TASK INSTRUCTIONS: Pick out every line with the word "name" and copy it.

* START *

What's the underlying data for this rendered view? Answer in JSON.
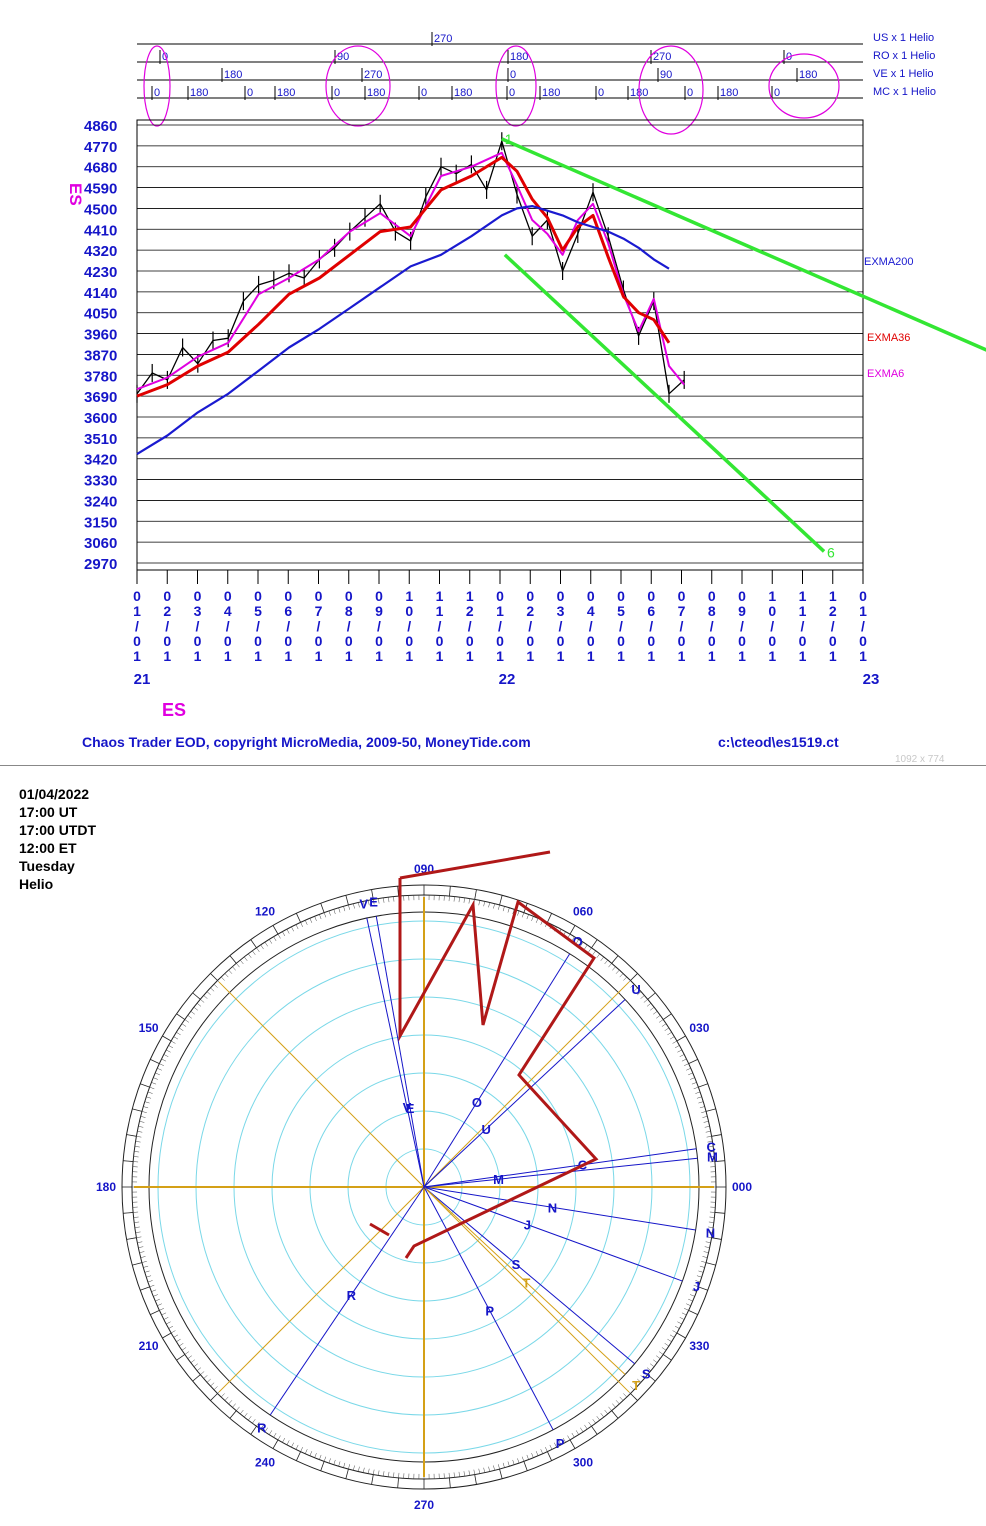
{
  "header": {
    "cycle_rows": [
      "US x 1 Helio",
      "RO x 1 Helio",
      "VE x 1 Helio",
      "MC x 1 Helio"
    ]
  },
  "footer": {
    "credit": "Chaos Trader EOD, copyright MicroMedia, 2009-50, MoneyTide.com",
    "file": "c:\\cteod\\es1519.ct",
    "dims": "1092 x 774"
  },
  "info": {
    "date": "01/04/2022",
    "ut": "17:00 UT",
    "utdt": "17:00 UTDT",
    "et": "12:00 ET",
    "day": "Tuesday",
    "mode": "Helio"
  },
  "colors": {
    "price": "#000000",
    "exma6": "#e000e0",
    "exma36": "#e00000",
    "exma200": "#1a1ad0",
    "trend": "#33e633",
    "axis_text": "#1515c8",
    "circle_highlight": "#e000e0",
    "wheel_ring": "#7ad8e8",
    "wheel_axis": "#d4a017",
    "wheel_poly": "#b01818"
  },
  "chart_data": {
    "type": "line",
    "symbol": "ES",
    "ylabel": "ES",
    "xlabel": "ES",
    "ylim": [
      2970,
      4860
    ],
    "y_ticks": [
      4860,
      4770,
      4680,
      4590,
      4500,
      4410,
      4320,
      4230,
      4140,
      4050,
      3960,
      3870,
      3780,
      3690,
      3600,
      3510,
      3420,
      3330,
      3240,
      3150,
      3060,
      2970
    ],
    "x_ticks": [
      "01/01",
      "02/01",
      "03/01",
      "04/01",
      "05/01",
      "06/01",
      "07/01",
      "08/01",
      "09/01",
      "10/01",
      "11/01",
      "12/01",
      "01/01",
      "02/01",
      "03/01",
      "04/01",
      "05/01",
      "06/01",
      "07/01",
      "08/01",
      "09/01",
      "10/01",
      "11/01",
      "12/01",
      "01/01"
    ],
    "year_labels": [
      "21",
      "22",
      "23"
    ],
    "series": [
      {
        "name": "ES",
        "x": [
          0,
          0.5,
          1,
          1.5,
          2,
          2.5,
          3,
          3.5,
          4,
          4.5,
          5,
          5.5,
          6,
          6.5,
          7,
          7.5,
          8,
          8.5,
          9,
          9.5,
          10,
          10.5,
          11,
          11.5,
          12,
          12.5,
          13,
          13.5,
          14,
          14.5,
          15,
          15.5,
          16,
          16.5,
          17,
          17.5,
          18
        ],
        "values": [
          3700,
          3790,
          3760,
          3900,
          3830,
          3930,
          3940,
          4100,
          4170,
          4190,
          4220,
          4200,
          4280,
          4330,
          4400,
          4460,
          4520,
          4400,
          4360,
          4550,
          4680,
          4650,
          4690,
          4580,
          4790,
          4560,
          4380,
          4450,
          4230,
          4390,
          4570,
          4380,
          4150,
          3950,
          4100,
          3700,
          3760
        ]
      },
      {
        "name": "EXMA6",
        "x": [
          0,
          1,
          2,
          3,
          4,
          5,
          6,
          7,
          8,
          9,
          10,
          11,
          12,
          12.5,
          13,
          13.5,
          14,
          14.5,
          15,
          15.5,
          16,
          16.5,
          17,
          17.5,
          18
        ],
        "values": [
          3720,
          3770,
          3860,
          3920,
          4130,
          4200,
          4280,
          4400,
          4480,
          4380,
          4640,
          4680,
          4740,
          4600,
          4450,
          4390,
          4300,
          4450,
          4520,
          4350,
          4130,
          3970,
          4110,
          3820,
          3740
        ]
      },
      {
        "name": "EXMA36",
        "x": [
          0,
          1,
          2,
          3,
          4,
          5,
          6,
          7,
          8,
          9,
          10,
          11,
          12,
          12.5,
          13,
          13.5,
          14,
          14.5,
          15,
          15.5,
          16,
          16.5,
          17,
          17.5
        ],
        "values": [
          3690,
          3740,
          3820,
          3880,
          4000,
          4130,
          4200,
          4300,
          4400,
          4420,
          4580,
          4640,
          4720,
          4660,
          4540,
          4460,
          4320,
          4420,
          4470,
          4290,
          4120,
          4050,
          4020,
          3920
        ]
      },
      {
        "name": "EXMA200",
        "x": [
          0,
          1,
          2,
          3,
          4,
          5,
          6,
          7,
          8,
          9,
          10,
          11,
          12,
          12.5,
          13,
          13.5,
          14,
          14.5,
          15,
          15.5,
          16,
          16.5,
          17,
          17.5
        ],
        "values": [
          3440,
          3520,
          3620,
          3700,
          3800,
          3900,
          3980,
          4070,
          4160,
          4250,
          4300,
          4380,
          4470,
          4500,
          4510,
          4490,
          4470,
          4440,
          4420,
          4400,
          4370,
          4330,
          4280,
          4240
        ]
      }
    ],
    "trend_lines": [
      {
        "label": "1",
        "x": [
          12,
          28.1
        ],
        "values": [
          4800,
          3880
        ]
      },
      {
        "label": "6",
        "x": [
          12.1,
          22.6
        ],
        "values": [
          4300,
          3020
        ]
      }
    ],
    "cycle_markers": [
      {
        "row": "US x 1 Helio",
        "labels": [
          "270"
        ]
      },
      {
        "row": "RO x 1 Helio",
        "labels": [
          "0",
          "90",
          "180",
          "270",
          "0"
        ]
      },
      {
        "row": "VE x 1 Helio",
        "labels": [
          "180",
          "270",
          "0",
          "90",
          "180"
        ]
      },
      {
        "row": "MC x 1 Helio",
        "labels": [
          "0",
          "180",
          "0",
          "180",
          "0",
          "180",
          "0",
          "180",
          "0",
          "180",
          "0",
          "180",
          "0",
          "180",
          "0"
        ]
      }
    ],
    "legend": [
      "EXMA200",
      "EXMA36",
      "EXMA6"
    ]
  },
  "wheel": {
    "degree_labels": [
      "000",
      "030",
      "060",
      "090",
      "120",
      "150",
      "180",
      "210",
      "240",
      "270",
      "300",
      "330"
    ],
    "planet_letters": [
      "O",
      "U",
      "C",
      "M",
      "N",
      "J",
      "S",
      "T",
      "P",
      "R",
      "E",
      "V"
    ]
  }
}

* END *

ANSWER:
        "name": "ES",
        "name": "EXMA6",
        "name": "EXMA36",
        "name": "EXMA200",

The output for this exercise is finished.